◆ **Exercise requirements**: Copy every line of the data in which the word "this" occurs.

◆ **Input records**:
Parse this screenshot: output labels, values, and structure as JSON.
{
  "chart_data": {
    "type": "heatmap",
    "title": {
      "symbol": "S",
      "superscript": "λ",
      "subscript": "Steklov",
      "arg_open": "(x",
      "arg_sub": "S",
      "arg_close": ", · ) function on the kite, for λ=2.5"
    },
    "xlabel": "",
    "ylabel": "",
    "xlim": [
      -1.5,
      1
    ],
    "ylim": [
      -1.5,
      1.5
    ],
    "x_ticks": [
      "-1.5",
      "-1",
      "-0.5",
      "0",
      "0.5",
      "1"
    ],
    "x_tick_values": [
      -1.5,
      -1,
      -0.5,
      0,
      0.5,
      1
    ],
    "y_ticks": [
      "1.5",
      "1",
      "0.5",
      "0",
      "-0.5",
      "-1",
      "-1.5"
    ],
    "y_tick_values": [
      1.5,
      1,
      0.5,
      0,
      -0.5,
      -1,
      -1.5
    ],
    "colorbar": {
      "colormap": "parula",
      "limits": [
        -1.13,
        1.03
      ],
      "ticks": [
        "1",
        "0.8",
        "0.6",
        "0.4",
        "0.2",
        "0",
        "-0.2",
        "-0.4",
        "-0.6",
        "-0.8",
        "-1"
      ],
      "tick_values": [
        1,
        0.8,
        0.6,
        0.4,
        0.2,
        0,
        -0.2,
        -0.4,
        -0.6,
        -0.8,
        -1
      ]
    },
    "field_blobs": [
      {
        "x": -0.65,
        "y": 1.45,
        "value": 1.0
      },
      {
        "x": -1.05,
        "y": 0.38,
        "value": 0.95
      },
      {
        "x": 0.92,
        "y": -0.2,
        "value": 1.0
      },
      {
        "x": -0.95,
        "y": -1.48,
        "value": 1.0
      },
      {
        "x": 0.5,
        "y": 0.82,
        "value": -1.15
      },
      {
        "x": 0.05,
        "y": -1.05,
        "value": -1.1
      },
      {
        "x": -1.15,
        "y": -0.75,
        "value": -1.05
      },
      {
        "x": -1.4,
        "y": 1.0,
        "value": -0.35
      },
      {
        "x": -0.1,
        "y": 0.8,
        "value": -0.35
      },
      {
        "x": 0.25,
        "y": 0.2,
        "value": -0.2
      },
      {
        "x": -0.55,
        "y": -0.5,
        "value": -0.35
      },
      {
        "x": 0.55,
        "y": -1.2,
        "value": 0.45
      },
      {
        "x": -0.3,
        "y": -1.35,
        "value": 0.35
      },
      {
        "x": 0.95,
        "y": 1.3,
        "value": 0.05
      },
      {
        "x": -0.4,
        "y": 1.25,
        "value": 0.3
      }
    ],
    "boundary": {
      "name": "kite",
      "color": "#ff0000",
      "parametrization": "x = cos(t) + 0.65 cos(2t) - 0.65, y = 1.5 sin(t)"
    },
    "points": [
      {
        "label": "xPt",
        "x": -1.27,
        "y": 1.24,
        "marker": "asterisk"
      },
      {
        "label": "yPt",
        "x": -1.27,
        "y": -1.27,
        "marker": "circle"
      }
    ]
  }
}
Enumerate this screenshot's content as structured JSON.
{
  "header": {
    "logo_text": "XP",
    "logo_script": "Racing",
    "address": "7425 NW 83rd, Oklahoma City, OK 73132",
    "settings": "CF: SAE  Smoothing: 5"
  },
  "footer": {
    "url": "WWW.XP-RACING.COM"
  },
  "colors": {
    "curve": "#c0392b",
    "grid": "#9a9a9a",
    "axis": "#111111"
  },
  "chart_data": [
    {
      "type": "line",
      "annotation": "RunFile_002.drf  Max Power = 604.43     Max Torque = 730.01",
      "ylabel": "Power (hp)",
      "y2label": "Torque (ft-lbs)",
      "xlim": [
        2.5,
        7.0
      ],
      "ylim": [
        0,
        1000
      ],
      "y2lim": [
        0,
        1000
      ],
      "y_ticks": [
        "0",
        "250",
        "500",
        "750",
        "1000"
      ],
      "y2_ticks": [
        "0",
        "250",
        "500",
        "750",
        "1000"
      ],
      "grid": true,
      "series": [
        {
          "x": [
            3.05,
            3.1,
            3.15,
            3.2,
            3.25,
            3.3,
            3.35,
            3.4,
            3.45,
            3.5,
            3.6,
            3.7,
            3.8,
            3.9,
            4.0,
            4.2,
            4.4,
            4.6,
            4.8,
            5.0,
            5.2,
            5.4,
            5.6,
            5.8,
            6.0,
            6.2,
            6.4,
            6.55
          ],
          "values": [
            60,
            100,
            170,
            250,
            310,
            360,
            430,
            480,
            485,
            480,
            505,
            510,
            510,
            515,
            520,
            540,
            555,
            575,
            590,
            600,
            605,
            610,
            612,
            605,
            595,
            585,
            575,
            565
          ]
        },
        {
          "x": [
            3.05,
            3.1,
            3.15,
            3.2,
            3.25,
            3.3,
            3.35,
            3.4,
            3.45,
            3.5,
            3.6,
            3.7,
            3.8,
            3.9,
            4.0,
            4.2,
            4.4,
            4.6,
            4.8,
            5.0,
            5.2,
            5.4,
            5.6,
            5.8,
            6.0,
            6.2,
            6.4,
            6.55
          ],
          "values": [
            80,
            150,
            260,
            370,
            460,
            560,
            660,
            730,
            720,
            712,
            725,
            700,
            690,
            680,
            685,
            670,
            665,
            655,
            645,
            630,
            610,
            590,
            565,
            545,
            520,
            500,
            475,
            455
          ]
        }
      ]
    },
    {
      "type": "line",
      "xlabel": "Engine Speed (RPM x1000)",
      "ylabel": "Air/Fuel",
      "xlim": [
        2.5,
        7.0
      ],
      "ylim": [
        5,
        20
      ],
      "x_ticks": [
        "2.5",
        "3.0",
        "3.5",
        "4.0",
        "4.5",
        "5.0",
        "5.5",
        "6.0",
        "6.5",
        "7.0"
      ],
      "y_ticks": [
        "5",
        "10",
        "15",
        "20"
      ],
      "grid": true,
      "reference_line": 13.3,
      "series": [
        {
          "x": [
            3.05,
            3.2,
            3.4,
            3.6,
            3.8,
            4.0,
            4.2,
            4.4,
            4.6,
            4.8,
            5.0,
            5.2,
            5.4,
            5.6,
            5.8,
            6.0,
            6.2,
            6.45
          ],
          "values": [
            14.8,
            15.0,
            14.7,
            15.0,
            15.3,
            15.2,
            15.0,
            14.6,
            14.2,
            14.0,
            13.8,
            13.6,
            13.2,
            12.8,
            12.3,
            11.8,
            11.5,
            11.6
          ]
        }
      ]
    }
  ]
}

◆ **Response to the exercise**:
Parse this screenshot: output labels, values, and structure as JSON.
Enumerate this screenshot's content as structured JSON.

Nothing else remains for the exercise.